• [THE REQUEST]:
All of the data below should be written out exactly.

• [RECORDS TO PROCESS]:
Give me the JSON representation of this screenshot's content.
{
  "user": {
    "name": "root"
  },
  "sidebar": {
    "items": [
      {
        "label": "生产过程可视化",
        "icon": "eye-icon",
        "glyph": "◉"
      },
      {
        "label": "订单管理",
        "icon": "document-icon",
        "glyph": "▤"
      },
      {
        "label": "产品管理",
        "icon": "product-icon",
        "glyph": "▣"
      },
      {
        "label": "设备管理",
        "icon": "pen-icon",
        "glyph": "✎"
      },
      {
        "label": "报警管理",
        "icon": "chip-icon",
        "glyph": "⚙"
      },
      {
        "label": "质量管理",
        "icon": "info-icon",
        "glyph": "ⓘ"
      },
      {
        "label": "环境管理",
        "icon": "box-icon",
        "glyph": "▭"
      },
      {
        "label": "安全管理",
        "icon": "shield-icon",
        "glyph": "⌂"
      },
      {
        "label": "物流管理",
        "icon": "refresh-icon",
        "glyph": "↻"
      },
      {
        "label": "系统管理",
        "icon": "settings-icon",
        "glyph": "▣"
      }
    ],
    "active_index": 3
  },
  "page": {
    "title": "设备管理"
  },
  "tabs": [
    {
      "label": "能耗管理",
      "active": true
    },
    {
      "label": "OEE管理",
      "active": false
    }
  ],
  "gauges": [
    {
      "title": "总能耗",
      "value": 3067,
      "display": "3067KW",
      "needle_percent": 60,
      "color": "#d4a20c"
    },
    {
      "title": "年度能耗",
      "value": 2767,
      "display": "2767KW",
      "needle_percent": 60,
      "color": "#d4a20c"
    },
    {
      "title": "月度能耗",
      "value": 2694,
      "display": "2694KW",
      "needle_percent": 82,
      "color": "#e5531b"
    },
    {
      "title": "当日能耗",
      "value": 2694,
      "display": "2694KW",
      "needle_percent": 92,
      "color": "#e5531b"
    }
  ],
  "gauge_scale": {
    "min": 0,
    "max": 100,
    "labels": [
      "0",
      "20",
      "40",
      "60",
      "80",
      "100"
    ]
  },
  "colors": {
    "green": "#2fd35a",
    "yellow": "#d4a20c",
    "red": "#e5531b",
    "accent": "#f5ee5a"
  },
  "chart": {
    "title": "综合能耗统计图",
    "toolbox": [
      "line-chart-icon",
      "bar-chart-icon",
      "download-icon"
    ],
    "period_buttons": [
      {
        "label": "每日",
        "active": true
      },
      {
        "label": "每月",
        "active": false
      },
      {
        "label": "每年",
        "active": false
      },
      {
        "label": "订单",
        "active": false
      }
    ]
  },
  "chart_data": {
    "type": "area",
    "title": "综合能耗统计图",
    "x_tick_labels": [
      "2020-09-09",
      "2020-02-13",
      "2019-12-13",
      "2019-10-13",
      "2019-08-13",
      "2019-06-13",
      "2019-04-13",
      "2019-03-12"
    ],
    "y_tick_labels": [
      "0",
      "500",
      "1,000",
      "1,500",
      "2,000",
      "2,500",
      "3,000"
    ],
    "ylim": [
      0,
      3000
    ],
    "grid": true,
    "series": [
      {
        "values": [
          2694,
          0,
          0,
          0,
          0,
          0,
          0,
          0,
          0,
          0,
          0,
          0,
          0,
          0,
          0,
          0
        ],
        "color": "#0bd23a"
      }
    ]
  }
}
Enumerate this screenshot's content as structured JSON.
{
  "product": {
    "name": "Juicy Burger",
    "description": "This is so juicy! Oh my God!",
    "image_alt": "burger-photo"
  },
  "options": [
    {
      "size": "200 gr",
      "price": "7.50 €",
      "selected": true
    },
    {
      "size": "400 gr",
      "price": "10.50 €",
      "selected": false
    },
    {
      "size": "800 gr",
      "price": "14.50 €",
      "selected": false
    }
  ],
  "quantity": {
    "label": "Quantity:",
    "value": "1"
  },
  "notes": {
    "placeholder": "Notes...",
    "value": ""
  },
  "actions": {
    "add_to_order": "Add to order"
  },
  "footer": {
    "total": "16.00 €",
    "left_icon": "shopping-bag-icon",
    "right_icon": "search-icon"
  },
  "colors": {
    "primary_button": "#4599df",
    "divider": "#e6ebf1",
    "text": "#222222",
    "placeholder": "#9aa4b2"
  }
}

• [OUTPUT BELOW]:
Give me the JSON representation of this screenshot's content.
{
  "user": {
    "name": "root"
  },
  "sidebar": {
    "items": [
      {
        "label": "生产过程可视化",
        "icon": "eye-icon",
        "glyph": "◉"
      },
      {
        "label": "订单管理",
        "icon": "document-icon",
        "glyph": "▤"
      },
      {
        "label": "产品管理",
        "icon": "product-icon",
        "glyph": "▣"
      },
      {
        "label": "设备管理",
        "icon": "pen-icon",
        "glyph": "✎"
      },
      {
        "label": "报警管理",
        "icon": "chip-icon",
        "glyph": "⚙"
      },
      {
        "label": "质量管理",
        "icon": "info-icon",
        "glyph": "ⓘ"
      },
      {
        "label": "环境管理",
        "icon": "box-icon",
        "glyph": "▭"
      },
      {
        "label": "安全管理",
        "icon": "shield-icon",
        "glyph": "⌂"
      },
      {
        "label": "物流管理",
        "icon": "refresh-icon",
        "glyph": "↻"
      },
      {
        "label": "系统管理",
        "icon": "settings-icon",
        "glyph": "▣"
      }
    ],
    "active_index": 3
  },
  "page": {
    "title": "设备管理"
  },
  "tabs": [
    {
      "label": "能耗管理",
      "active": true
    },
    {
      "label": "OEE管理",
      "active": false
    }
  ],
  "gauges": [
    {
      "title": "总能耗",
      "value": 3067,
      "display": "3067KW",
      "needle_percent": 60,
      "color": "#d4a20c"
    },
    {
      "title": "年度能耗",
      "value": 2767,
      "display": "2767KW",
      "needle_percent": 60,
      "color": "#d4a20c"
    },
    {
      "title": "月度能耗",
      "value": 2694,
      "display": "2694KW",
      "needle_percent": 82,
      "color": "#e5531b"
    },
    {
      "title": "当日能耗",
      "value": 2694,
      "display": "2694KW",
      "needle_percent": 92,
      "color": "#e5531b"
    }
  ],
  "gauge_scale": {
    "min": 0,
    "max": 100,
    "labels": [
      "0",
      "20",
      "40",
      "60",
      "80",
      "100"
    ]
  },
  "colors": {
    "green": "#2fd35a",
    "yellow": "#d4a20c",
    "red": "#e5531b",
    "accent": "#f5ee5a"
  },
  "chart": {
    "title": "综合能耗统计图",
    "toolbox": [
      "line-chart-icon",
      "bar-chart-icon",
      "download-icon"
    ],
    "period_buttons": [
      {
        "label": "每日",
        "active": true
      },
      {
        "label": "每月",
        "active": false
      },
      {
        "label": "每年",
        "active": false
      },
      {
        "label": "订单",
        "active": false
      }
    ]
  },
  "chart_data": {
    "type": "area",
    "title": "综合能耗统计图",
    "x_tick_labels": [
      "2020-09-09",
      "2020-02-13",
      "2019-12-13",
      "2019-10-13",
      "2019-08-13",
      "2019-06-13",
      "2019-04-13",
      "2019-03-12"
    ],
    "y_tick_labels": [
      "0",
      "500",
      "1,000",
      "1,500",
      "2,000",
      "2,500",
      "3,000"
    ],
    "ylim": [
      0,
      3000
    ],
    "grid": true,
    "series": [
      {
        "values": [
          2694,
          0,
          0,
          0,
          0,
          0,
          0,
          0,
          0,
          0,
          0,
          0,
          0,
          0,
          0,
          0
        ],
        "color": "#0bd23a"
      }
    ]
  }
}
Enumerate this screenshot's content as structured JSON.
{
  "product": {
    "name": "Juicy Burger",
    "description": "This is so juicy! Oh my God!",
    "image_alt": "burger-photo"
  },
  "options": [
    {
      "size": "200 gr",
      "price": "7.50 €",
      "selected": true
    },
    {
      "size": "400 gr",
      "price": "10.50 €",
      "selected": false
    },
    {
      "size": "800 gr",
      "price": "14.50 €",
      "selected": false
    }
  ],
  "quantity": {
    "label": "Quantity:",
    "value": "1"
  },
  "notes": {
    "placeholder": "Notes...",
    "value": ""
  },
  "actions": {
    "add_to_order": "Add to order"
  },
  "footer": {
    "total": "16.00 €",
    "left_icon": "shopping-bag-icon",
    "right_icon": "search-icon"
  },
  "colors": {
    "primary_button": "#4599df",
    "divider": "#e6ebf1",
    "text": "#222222",
    "placeholder": "#9aa4b2"
  }
}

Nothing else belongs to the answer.